**Brief**
Check each line of the data for "value" and select those that have it.

(Data excerpts)
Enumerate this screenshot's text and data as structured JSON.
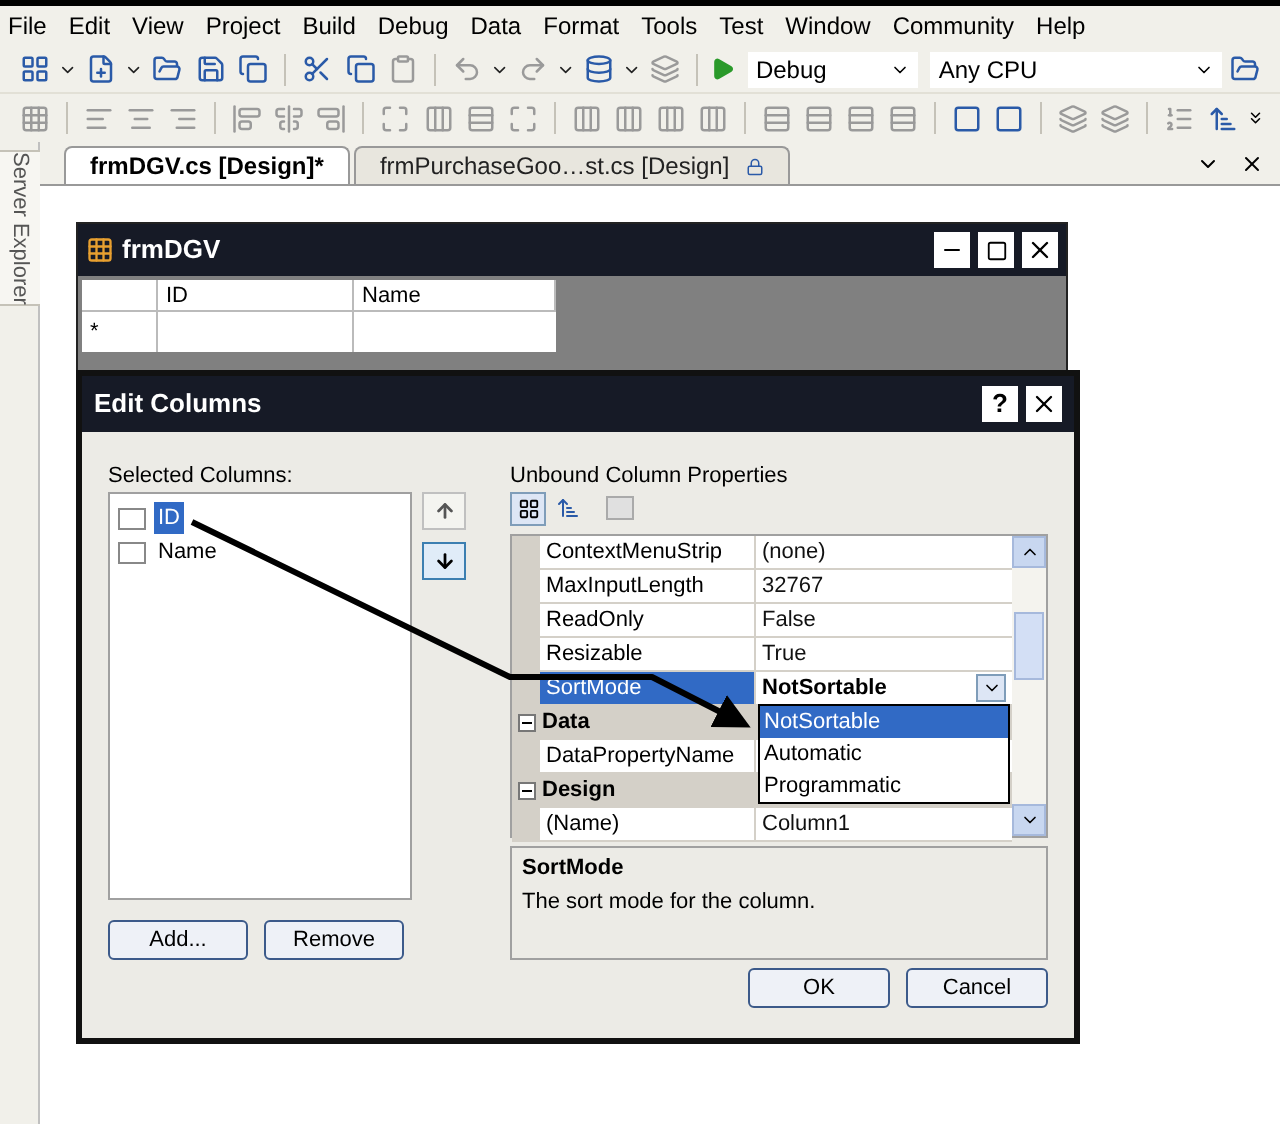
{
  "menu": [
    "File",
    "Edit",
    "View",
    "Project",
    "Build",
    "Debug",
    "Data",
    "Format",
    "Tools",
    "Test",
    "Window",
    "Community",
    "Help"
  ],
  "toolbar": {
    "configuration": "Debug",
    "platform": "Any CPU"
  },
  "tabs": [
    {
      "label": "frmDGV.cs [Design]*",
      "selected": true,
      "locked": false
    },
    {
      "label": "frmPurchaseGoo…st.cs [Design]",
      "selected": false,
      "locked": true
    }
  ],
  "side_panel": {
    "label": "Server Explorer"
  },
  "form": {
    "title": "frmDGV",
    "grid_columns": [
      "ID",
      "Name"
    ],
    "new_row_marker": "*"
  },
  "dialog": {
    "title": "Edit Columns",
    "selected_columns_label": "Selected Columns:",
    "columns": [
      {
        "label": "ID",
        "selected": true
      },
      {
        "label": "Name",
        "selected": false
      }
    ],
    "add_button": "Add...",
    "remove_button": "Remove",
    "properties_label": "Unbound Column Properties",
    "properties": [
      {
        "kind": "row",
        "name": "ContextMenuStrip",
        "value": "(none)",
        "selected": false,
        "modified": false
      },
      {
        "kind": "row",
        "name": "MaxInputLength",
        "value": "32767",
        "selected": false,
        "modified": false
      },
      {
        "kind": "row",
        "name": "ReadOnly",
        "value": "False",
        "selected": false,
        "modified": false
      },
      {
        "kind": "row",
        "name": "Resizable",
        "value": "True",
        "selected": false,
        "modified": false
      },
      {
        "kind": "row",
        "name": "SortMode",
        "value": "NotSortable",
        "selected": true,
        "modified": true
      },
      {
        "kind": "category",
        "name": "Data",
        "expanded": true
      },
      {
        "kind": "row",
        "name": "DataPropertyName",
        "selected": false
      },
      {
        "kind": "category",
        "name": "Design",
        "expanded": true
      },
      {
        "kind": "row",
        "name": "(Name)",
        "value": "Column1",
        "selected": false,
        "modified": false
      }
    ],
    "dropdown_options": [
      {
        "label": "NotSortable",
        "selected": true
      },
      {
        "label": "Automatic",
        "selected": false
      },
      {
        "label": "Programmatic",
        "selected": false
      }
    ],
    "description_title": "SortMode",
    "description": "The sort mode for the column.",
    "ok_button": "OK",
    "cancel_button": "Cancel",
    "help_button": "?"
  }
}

--

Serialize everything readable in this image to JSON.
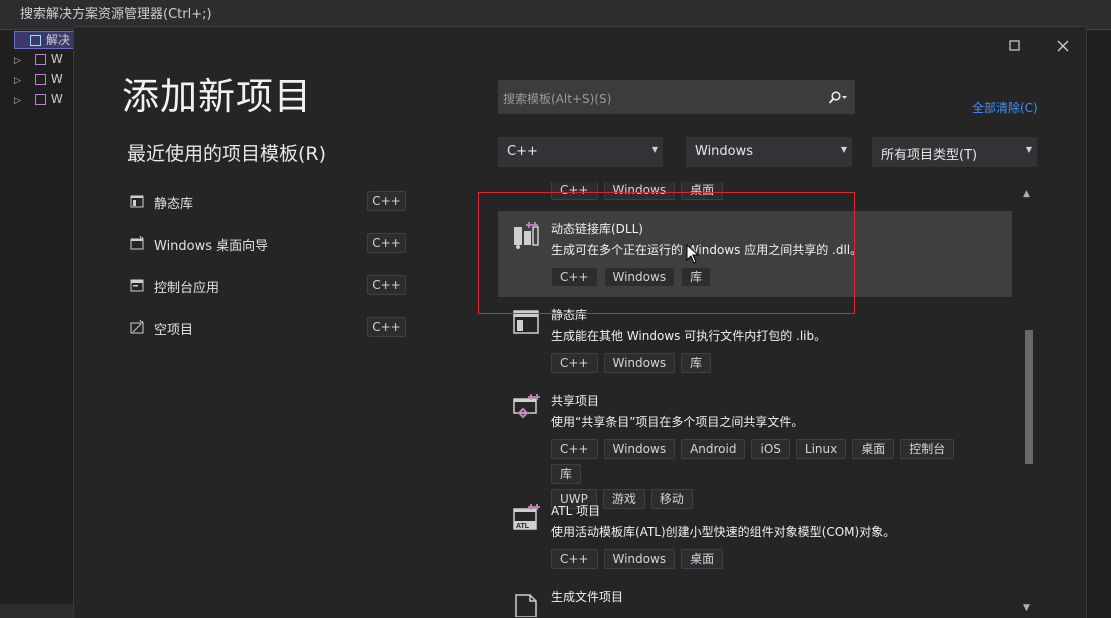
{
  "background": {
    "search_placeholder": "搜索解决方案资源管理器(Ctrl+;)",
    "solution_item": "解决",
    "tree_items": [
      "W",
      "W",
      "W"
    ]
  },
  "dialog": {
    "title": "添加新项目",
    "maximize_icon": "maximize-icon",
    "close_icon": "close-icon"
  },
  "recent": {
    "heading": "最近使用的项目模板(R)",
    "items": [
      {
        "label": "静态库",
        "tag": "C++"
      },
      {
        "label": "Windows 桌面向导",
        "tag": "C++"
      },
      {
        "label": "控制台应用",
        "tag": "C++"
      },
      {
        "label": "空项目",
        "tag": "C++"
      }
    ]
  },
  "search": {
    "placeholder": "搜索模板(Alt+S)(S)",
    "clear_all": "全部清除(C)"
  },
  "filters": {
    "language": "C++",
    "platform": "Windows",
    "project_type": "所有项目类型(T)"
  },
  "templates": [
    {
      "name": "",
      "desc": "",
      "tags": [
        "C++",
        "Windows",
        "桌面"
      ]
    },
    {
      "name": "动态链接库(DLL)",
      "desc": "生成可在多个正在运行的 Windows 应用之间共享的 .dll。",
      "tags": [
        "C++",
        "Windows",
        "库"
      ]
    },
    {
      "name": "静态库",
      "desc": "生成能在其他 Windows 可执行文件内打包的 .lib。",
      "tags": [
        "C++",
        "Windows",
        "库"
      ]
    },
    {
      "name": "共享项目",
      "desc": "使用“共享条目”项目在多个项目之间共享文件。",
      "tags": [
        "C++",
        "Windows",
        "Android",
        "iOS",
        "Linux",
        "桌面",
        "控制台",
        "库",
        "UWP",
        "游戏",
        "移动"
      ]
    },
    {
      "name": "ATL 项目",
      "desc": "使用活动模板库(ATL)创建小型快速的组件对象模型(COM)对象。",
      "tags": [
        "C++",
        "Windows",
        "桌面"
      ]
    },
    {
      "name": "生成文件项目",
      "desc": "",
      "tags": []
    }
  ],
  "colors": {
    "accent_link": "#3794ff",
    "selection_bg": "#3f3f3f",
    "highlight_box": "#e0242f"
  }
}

**Written response**
        "value": "(none)",
        "value": "32767",
        "value": "False",
        "value": "True",
        "value": "NotSortable",
        "value": "Column1",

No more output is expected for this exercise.